▶ **Amaç A**: Kayıtları, ilk satırdan "option-letter: b. [110, 976, 125, 997]" geçen satıra kadar, iki uç satır da dahil olmak üzere aynen yeniden yazın.

Ömer İbnü’l-Hattâb radıyallahu anh’den rivayet edildiğine göre Resûlullah sallallahu aleyhi ve sellem şöyle buyurdu:
“Gece, (doğudan) geldi de gündüz (batıdan) gitti ve güneş kayboldu mu oruçlu derhal orucunu açar.”
Buhârî, Savm 43; Müslim, Sıyâm 51-52. Ayrıca bk. Tirmizî, Savm 12
Ebû Musâ radıyallahu anh’den rivayet edildiğine göre Peygamber sallallahu aleyhi ve sellem şöyle buyurdu:
“Azîz ve celîl olan Allah, gündüz günah işleyenin tövbesini kabul etmek için gece rahmet kapısını açık tutar; gece günah işleyenin tövbesini kabul etmek için gündüz rahmet kapısını açık tutar. Bu uygulama güneş batıdan doğuncaya kadar böylece devam eder.”
Müslim, Tevbe 31
Ebû Mûsâ Abdullah İbni Kays el-Eş’arî radıyallahu anh’den rivayet edildiğine göre Nebiyy-i Ekrem sallallahu aleyhi ve sellem şöyle buyurdu:
“Allah Teâlâ gündüz günah işleyenin tövbesini kabul etmek için geceleyin elini açar. Geceleyin günah işleyenin tövbesini kabul etmek için de gündüzün elini açar. Güneş battığı yerden doğuncaya kadar bu böyle devam edip gider.”
Müslim, Tevbe 31
Mikdâd radıyallahu anh’den rivâyet edildiğine göre, Resûlullah sallallahu aleyhi ve sellem şöyle buyurdu:
“Güneş, kıyamet gününde insanlara bir mil mesâfe kalıncaya kadar yaklaştırılır.”
Hadisi Mikdâd’tan rivayet eden Süleym İbni Âmir :
Allah’a yemin ederim ki, Resûlullah mil ile yeryüzündeki mesafe ölçüsünü mü yoksa göze sürme çekmek için kullanılan mili mi kastetti bilmiyorum, demiştir. Resûl-i Ekrem:
“İnsanlar, işledikleri kötü amelleri kadar tere batarlar. Onlardan bir kısmı topuklarına, bir kısmı dizlerine, bazıları kuşak yerlerine kadar ter içinde kalır; bazılarının da ter âdeta ağızlarına gem vurur” buyurarak eliyle ağzına işaret etti.

▶ **Amaç B**: Okuma parçasındaki "Hadisi Mikdâd’tan rivayet" ile başlayıp "ağzına işaret etti." ile biten bölümü olduğu gibi tekrarlayın.

▶ **Kaynak Veriler**:
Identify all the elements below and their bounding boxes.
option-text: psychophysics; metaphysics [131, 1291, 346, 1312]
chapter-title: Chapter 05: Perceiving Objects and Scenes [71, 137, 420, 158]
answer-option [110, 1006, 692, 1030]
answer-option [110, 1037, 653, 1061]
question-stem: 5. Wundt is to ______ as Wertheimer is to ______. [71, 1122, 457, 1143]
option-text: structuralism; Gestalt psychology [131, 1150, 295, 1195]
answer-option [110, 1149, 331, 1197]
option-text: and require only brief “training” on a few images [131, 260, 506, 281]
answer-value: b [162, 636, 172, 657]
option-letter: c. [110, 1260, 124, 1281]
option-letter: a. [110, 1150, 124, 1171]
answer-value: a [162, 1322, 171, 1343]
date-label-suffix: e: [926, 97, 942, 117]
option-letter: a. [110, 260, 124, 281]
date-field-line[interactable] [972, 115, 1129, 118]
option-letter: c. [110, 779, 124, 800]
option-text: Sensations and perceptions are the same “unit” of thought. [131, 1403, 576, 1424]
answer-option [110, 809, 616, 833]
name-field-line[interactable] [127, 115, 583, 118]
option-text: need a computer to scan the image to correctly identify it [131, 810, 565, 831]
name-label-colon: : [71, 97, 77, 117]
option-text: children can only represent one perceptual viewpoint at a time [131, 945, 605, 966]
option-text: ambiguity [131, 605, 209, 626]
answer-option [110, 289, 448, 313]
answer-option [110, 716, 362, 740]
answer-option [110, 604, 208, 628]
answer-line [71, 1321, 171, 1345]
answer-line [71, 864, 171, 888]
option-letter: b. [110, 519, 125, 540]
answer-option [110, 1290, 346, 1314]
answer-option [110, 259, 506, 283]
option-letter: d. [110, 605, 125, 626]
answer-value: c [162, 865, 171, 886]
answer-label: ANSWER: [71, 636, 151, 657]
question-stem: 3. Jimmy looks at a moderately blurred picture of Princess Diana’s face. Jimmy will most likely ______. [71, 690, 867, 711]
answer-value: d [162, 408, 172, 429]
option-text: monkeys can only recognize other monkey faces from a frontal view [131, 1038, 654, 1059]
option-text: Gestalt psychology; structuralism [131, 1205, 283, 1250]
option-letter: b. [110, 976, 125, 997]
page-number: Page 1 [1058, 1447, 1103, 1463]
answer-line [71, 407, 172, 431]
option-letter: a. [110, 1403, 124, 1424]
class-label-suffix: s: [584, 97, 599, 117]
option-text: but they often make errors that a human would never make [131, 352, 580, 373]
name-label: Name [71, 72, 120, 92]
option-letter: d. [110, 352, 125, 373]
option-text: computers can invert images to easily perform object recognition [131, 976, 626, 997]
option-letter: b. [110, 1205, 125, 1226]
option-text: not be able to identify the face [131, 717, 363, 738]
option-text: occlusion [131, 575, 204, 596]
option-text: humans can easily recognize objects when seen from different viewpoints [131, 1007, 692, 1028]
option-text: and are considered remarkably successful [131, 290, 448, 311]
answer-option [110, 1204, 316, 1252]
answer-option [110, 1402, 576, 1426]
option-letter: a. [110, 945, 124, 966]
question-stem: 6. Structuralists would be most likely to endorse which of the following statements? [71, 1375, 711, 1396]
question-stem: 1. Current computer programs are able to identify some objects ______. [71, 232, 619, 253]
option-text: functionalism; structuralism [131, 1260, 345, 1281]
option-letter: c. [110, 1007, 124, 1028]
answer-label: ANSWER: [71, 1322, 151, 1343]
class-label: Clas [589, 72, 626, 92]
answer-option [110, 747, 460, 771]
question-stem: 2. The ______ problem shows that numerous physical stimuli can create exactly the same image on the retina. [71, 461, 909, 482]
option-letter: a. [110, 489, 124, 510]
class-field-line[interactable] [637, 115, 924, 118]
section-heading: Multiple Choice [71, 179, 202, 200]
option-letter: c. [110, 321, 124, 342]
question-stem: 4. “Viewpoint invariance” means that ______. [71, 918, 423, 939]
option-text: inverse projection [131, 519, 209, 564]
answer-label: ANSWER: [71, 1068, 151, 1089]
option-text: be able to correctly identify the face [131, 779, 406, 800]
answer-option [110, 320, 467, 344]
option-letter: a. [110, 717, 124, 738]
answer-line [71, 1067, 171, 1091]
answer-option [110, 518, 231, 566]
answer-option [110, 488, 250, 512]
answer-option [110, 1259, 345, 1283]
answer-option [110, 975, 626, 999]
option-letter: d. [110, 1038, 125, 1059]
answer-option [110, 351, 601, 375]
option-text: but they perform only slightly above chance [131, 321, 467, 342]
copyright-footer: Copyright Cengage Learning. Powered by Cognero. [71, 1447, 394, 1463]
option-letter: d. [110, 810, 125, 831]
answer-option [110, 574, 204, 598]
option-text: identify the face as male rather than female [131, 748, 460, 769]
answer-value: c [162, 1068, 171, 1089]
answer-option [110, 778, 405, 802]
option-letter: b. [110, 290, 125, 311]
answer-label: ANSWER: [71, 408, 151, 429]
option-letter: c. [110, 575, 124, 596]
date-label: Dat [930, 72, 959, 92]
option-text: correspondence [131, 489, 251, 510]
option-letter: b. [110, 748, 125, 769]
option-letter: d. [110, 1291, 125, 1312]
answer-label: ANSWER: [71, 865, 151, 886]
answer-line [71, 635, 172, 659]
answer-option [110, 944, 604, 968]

▶ **Alıştırma Sonucu A**:
Identify all the elements below and their bounding boxes.
option-text: psychophysics; metaphysics [131, 1291, 346, 1312]
chapter-title: Chapter 05: Perceiving Objects and Scenes [71, 137, 420, 158]
answer-option [110, 1006, 692, 1030]
answer-option [110, 1037, 653, 1061]
question-stem: 5. Wundt is to ______ as Wertheimer is to ______. [71, 1122, 457, 1143]
option-text: structuralism; Gestalt psychology [131, 1150, 295, 1195]
answer-option [110, 1149, 331, 1197]
option-text: and require only brief “training” on a few images [131, 260, 506, 281]
answer-value: b [162, 636, 172, 657]
option-letter: c. [110, 1260, 124, 1281]
option-letter: a. [110, 1150, 124, 1171]
answer-value: a [162, 1322, 171, 1343]
date-label-suffix: e: [926, 97, 942, 117]
option-letter: a. [110, 260, 124, 281]
date-field-line[interactable] [972, 115, 1129, 118]
option-letter: c. [110, 779, 124, 800]
option-text: Sensations and perceptions are the same “unit” of thought. [131, 1403, 576, 1424]
answer-option [110, 809, 616, 833]
name-field-line[interactable] [127, 115, 583, 118]
option-text: need a computer to scan the image to correctly identify it [131, 810, 565, 831]
name-label-colon: : [71, 97, 77, 117]
option-text: children can only represent one perceptual viewpoint at a time [131, 945, 605, 966]
option-text: ambiguity [131, 605, 209, 626]
answer-option [110, 289, 448, 313]
answer-option [110, 716, 362, 740]
answer-option [110, 604, 208, 628]
answer-line [71, 1321, 171, 1345]
answer-line [71, 864, 171, 888]
option-letter: b. [110, 519, 125, 540]
answer-option [110, 1290, 346, 1314]
answer-option [110, 259, 506, 283]
option-letter: d. [110, 605, 125, 626]
answer-value: c [162, 865, 171, 886]
answer-label: ANSWER: [71, 636, 151, 657]
question-stem: 3. Jimmy looks at a moderately blurred picture of Princess Diana’s face. Jimmy will most likely ______. [71, 690, 867, 711]
answer-value: d [162, 408, 172, 429]
option-text: monkeys can only recognize other monkey faces from a frontal view [131, 1038, 654, 1059]
option-text: Gestalt psychology; structuralism [131, 1205, 283, 1250]
option-letter: b. [110, 976, 125, 997]

▶ **Alıştırma Sonucu B**:
Hadisi Mikdâd’tan rivayet eden Süleym İbni Âmir :
Allah’a yemin ederim ki, Resûlullah mil ile yeryüzündeki mesafe ölçüsünü mü yoksa göze sürme çekmek için kullanılan mili mi kastetti bilmiyorum, demiştir. Resûl-i Ekrem:
“İnsanlar, işledikleri kötü amelleri kadar tere batarlar. Onlardan bir kısmı topuklarına, bir kısmı dizlerine, bazıları kuşak yerlerine kadar ter içinde kalır; bazılarının da ter âdeta ağızlarına gem vurur” buyurarak eliyle ağzına işaret etti.